REQUEST ::
Your task is to quote the material that follows, in full and exactly.

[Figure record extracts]
|---|
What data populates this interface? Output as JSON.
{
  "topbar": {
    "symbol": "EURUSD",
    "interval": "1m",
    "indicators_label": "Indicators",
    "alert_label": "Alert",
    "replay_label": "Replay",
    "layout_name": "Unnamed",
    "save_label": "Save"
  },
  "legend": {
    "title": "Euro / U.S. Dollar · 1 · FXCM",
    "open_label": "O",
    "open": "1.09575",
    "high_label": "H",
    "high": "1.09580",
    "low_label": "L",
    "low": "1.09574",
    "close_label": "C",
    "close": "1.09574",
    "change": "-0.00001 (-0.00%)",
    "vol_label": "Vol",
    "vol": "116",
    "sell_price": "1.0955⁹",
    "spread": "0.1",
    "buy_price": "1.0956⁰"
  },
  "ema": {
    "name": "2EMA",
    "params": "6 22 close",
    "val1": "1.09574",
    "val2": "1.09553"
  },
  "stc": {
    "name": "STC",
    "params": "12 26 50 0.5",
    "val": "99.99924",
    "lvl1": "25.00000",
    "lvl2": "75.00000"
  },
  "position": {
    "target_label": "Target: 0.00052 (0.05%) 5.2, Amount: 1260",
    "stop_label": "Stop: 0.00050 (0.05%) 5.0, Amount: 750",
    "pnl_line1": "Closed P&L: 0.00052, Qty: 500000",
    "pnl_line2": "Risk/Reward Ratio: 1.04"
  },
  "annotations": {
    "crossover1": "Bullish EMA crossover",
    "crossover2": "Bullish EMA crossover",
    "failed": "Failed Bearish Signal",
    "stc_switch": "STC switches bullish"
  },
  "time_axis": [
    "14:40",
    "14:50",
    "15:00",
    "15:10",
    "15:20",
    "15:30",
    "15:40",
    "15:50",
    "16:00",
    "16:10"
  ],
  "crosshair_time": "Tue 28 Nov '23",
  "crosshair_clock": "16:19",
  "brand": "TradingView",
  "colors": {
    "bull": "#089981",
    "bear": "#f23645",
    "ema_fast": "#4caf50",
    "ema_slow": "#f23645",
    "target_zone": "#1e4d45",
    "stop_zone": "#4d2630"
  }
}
|---|
EXPECTED OUTPUT ::
What data populates this interface? Output as JSON.
{
  "topbar": {
    "symbol": "EURUSD",
    "interval": "1m",
    "indicators_label": "Indicators",
    "alert_label": "Alert",
    "replay_label": "Replay",
    "layout_name": "Unnamed",
    "save_label": "Save"
  },
  "legend": {
    "title": "Euro / U.S. Dollar · 1 · FXCM",
    "open_label": "O",
    "open": "1.09575",
    "high_label": "H",
    "high": "1.09580",
    "low_label": "L",
    "low": "1.09574",
    "close_label": "C",
    "close": "1.09574",
    "change": "-0.00001 (-0.00%)",
    "vol_label": "Vol",
    "vol": "116",
    "sell_price": "1.0955⁹",
    "spread": "0.1",
    "buy_price": "1.0956⁰"
  },
  "ema": {
    "name": "2EMA",
    "params": "6 22 close",
    "val1": "1.09574",
    "val2": "1.09553"
  },
  "stc": {
    "name": "STC",
    "params": "12 26 50 0.5",
    "val": "99.99924",
    "lvl1": "25.00000",
    "lvl2": "75.00000"
  },
  "position": {
    "target_label": "Target: 0.00052 (0.05%) 5.2, Amount: 1260",
    "stop_label": "Stop: 0.00050 (0.05%) 5.0, Amount: 750",
    "pnl_line1": "Closed P&L: 0.00052, Qty: 500000",
    "pnl_line2": "Risk/Reward Ratio: 1.04"
  },
  "annotations": {
    "crossover1": "Bullish EMA crossover",
    "crossover2": "Bullish EMA crossover",
    "failed": "Failed Bearish Signal",
    "stc_switch": "STC switches bullish"
  },
  "time_axis": [
    "14:40",
    "14:50",
    "15:00",
    "15:10",
    "15:20",
    "15:30",
    "15:40",
    "15:50",
    "16:00",
    "16:10"
  ],
  "crosshair_time": "Tue 28 Nov '23",
  "crosshair_clock": "16:19",
  "brand": "TradingView",
  "colors": {
    "bull": "#089981",
    "bear": "#f23645",
    "ema_fast": "#4caf50",
    "ema_slow": "#f23645",
    "target_zone": "#1e4d45",
    "stop_zone": "#4d2630"
  }
}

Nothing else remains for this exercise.